**SET TASK**
Retype the listing that follows, exactly as written.

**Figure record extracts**
####################

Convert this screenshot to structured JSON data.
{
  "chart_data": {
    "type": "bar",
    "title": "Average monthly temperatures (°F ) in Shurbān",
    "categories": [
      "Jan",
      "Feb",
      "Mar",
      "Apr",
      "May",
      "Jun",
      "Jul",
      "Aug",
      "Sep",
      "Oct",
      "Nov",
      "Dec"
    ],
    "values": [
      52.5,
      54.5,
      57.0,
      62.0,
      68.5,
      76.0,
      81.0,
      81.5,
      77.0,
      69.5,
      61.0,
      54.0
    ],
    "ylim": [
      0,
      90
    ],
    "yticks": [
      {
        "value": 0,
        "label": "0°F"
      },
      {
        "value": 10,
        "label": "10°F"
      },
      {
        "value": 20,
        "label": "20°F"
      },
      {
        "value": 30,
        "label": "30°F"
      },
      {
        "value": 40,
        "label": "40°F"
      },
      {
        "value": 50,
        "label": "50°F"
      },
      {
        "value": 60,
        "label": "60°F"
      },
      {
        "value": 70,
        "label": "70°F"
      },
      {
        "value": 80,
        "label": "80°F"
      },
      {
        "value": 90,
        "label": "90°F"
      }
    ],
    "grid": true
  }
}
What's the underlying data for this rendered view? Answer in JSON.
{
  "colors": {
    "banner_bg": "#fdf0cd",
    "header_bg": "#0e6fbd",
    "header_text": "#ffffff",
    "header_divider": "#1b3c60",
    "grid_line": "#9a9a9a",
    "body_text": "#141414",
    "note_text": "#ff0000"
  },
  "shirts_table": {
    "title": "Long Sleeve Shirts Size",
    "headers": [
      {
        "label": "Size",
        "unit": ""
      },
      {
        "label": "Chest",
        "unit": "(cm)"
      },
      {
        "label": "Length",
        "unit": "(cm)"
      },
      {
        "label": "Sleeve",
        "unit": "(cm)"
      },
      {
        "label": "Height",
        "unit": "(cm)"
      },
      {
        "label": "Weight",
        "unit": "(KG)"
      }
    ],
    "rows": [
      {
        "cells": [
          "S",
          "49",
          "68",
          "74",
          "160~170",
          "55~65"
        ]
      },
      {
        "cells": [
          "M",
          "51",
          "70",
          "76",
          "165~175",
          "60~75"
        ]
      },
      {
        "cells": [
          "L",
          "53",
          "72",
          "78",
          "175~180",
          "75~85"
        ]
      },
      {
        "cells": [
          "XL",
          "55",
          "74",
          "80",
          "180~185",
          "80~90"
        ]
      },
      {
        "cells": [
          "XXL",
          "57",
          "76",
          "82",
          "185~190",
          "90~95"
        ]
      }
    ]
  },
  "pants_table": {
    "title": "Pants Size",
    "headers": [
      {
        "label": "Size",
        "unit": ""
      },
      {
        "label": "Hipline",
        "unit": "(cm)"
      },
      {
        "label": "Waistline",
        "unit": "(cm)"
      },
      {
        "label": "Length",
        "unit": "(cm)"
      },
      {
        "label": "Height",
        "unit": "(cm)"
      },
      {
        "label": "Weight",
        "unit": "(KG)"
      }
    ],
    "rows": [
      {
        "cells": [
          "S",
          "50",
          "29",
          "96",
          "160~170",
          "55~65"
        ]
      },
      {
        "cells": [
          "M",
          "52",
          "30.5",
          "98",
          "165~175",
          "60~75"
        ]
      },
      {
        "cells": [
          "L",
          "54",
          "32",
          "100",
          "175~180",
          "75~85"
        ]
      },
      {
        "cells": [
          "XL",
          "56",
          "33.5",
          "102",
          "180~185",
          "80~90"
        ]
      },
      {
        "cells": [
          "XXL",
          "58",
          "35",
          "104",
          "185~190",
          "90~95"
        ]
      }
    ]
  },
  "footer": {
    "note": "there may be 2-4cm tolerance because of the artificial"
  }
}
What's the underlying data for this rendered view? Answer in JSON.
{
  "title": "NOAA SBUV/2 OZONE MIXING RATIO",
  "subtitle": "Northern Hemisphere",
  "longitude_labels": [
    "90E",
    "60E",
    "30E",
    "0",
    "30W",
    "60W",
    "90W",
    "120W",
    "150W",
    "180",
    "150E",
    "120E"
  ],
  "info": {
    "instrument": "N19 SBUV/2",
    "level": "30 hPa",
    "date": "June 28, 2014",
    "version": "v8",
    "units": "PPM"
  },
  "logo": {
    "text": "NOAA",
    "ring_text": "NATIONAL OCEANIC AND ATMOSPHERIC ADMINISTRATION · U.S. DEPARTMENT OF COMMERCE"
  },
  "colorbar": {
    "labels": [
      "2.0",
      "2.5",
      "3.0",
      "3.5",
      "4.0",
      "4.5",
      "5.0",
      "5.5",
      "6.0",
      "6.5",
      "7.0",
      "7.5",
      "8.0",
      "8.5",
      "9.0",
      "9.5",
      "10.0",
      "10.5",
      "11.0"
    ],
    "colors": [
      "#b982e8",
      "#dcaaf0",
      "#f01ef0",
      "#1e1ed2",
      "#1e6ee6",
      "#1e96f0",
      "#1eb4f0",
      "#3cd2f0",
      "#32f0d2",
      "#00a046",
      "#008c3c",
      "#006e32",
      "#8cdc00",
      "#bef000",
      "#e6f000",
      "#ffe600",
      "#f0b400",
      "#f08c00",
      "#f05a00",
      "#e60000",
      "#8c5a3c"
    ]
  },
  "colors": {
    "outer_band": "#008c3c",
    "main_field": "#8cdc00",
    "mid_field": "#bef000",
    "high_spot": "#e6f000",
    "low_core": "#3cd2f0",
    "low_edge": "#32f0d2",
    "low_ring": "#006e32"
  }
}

####################

**PROBLEM SOLUTION**
Convert this screenshot to structured JSON data.
{
  "chart_data": {
    "type": "bar",
    "title": "Average monthly temperatures (°F ) in Shurbān",
    "categories": [
      "Jan",
      "Feb",
      "Mar",
      "Apr",
      "May",
      "Jun",
      "Jul",
      "Aug",
      "Sep",
      "Oct",
      "Nov",
      "Dec"
    ],
    "values": [
      52.5,
      54.5,
      57.0,
      62.0,
      68.5,
      76.0,
      81.0,
      81.5,
      77.0,
      69.5,
      61.0,
      54.0
    ],
    "ylim": [
      0,
      90
    ],
    "yticks": [
      {
        "value": 0,
        "label": "0°F"
      },
      {
        "value": 10,
        "label": "10°F"
      },
      {
        "value": 20,
        "label": "20°F"
      },
      {
        "value": 30,
        "label": "30°F"
      },
      {
        "value": 40,
        "label": "40°F"
      },
      {
        "value": 50,
        "label": "50°F"
      },
      {
        "value": 60,
        "label": "60°F"
      },
      {
        "value": 70,
        "label": "70°F"
      },
      {
        "value": 80,
        "label": "80°F"
      },
      {
        "value": 90,
        "label": "90°F"
      }
    ],
    "grid": true
  }
}
What's the underlying data for this rendered view? Answer in JSON.
{
  "colors": {
    "banner_bg": "#fdf0cd",
    "header_bg": "#0e6fbd",
    "header_text": "#ffffff",
    "header_divider": "#1b3c60",
    "grid_line": "#9a9a9a",
    "body_text": "#141414",
    "note_text": "#ff0000"
  },
  "shirts_table": {
    "title": "Long Sleeve Shirts Size",
    "headers": [
      {
        "label": "Size",
        "unit": ""
      },
      {
        "label": "Chest",
        "unit": "(cm)"
      },
      {
        "label": "Length",
        "unit": "(cm)"
      },
      {
        "label": "Sleeve",
        "unit": "(cm)"
      },
      {
        "label": "Height",
        "unit": "(cm)"
      },
      {
        "label": "Weight",
        "unit": "(KG)"
      }
    ],
    "rows": [
      {
        "cells": [
          "S",
          "49",
          "68",
          "74",
          "160~170",
          "55~65"
        ]
      },
      {
        "cells": [
          "M",
          "51",
          "70",
          "76",
          "165~175",
          "60~75"
        ]
      },
      {
        "cells": [
          "L",
          "53",
          "72",
          "78",
          "175~180",
          "75~85"
        ]
      },
      {
        "cells": [
          "XL",
          "55",
          "74",
          "80",
          "180~185",
          "80~90"
        ]
      },
      {
        "cells": [
          "XXL",
          "57",
          "76",
          "82",
          "185~190",
          "90~95"
        ]
      }
    ]
  },
  "pants_table": {
    "title": "Pants Size",
    "headers": [
      {
        "label": "Size",
        "unit": ""
      },
      {
        "label": "Hipline",
        "unit": "(cm)"
      },
      {
        "label": "Waistline",
        "unit": "(cm)"
      },
      {
        "label": "Length",
        "unit": "(cm)"
      },
      {
        "label": "Height",
        "unit": "(cm)"
      },
      {
        "label": "Weight",
        "unit": "(KG)"
      }
    ],
    "rows": [
      {
        "cells": [
          "S",
          "50",
          "29",
          "96",
          "160~170",
          "55~65"
        ]
      },
      {
        "cells": [
          "M",
          "52",
          "30.5",
          "98",
          "165~175",
          "60~75"
        ]
      },
      {
        "cells": [
          "L",
          "54",
          "32",
          "100",
          "175~180",
          "75~85"
        ]
      },
      {
        "cells": [
          "XL",
          "56",
          "33.5",
          "102",
          "180~185",
          "80~90"
        ]
      },
      {
        "cells": [
          "XXL",
          "58",
          "35",
          "104",
          "185~190",
          "90~95"
        ]
      }
    ]
  },
  "footer": {
    "note": "there may be 2-4cm tolerance because of the artificial"
  }
}
What's the underlying data for this rendered view? Answer in JSON.
{
  "title": "NOAA SBUV/2 OZONE MIXING RATIO",
  "subtitle": "Northern Hemisphere",
  "longitude_labels": [
    "90E",
    "60E",
    "30E",
    "0",
    "30W",
    "60W",
    "90W",
    "120W",
    "150W",
    "180",
    "150E",
    "120E"
  ],
  "info": {
    "instrument": "N19 SBUV/2",
    "level": "30 hPa",
    "date": "June 28, 2014",
    "version": "v8",
    "units": "PPM"
  },
  "logo": {
    "text": "NOAA",
    "ring_text": "NATIONAL OCEANIC AND ATMOSPHERIC ADMINISTRATION · U.S. DEPARTMENT OF COMMERCE"
  },
  "colorbar": {
    "labels": [
      "2.0",
      "2.5",
      "3.0",
      "3.5",
      "4.0",
      "4.5",
      "5.0",
      "5.5",
      "6.0",
      "6.5",
      "7.0",
      "7.5",
      "8.0",
      "8.5",
      "9.0",
      "9.5",
      "10.0",
      "10.5",
      "11.0"
    ],
    "colors": [
      "#b982e8",
      "#dcaaf0",
      "#f01ef0",
      "#1e1ed2",
      "#1e6ee6",
      "#1e96f0",
      "#1eb4f0",
      "#3cd2f0",
      "#32f0d2",
      "#00a046",
      "#008c3c",
      "#006e32",
      "#8cdc00",
      "#bef000",
      "#e6f000",
      "#ffe600",
      "#f0b400",
      "#f08c00",
      "#f05a00",
      "#e60000",
      "#8c5a3c"
    ]
  },
  "colors": {
    "outer_band": "#008c3c",
    "main_field": "#8cdc00",
    "mid_field": "#bef000",
    "high_spot": "#e6f000",
    "low_core": "#3cd2f0",
    "low_edge": "#32f0d2",
    "low_ring": "#006e32"
  }
}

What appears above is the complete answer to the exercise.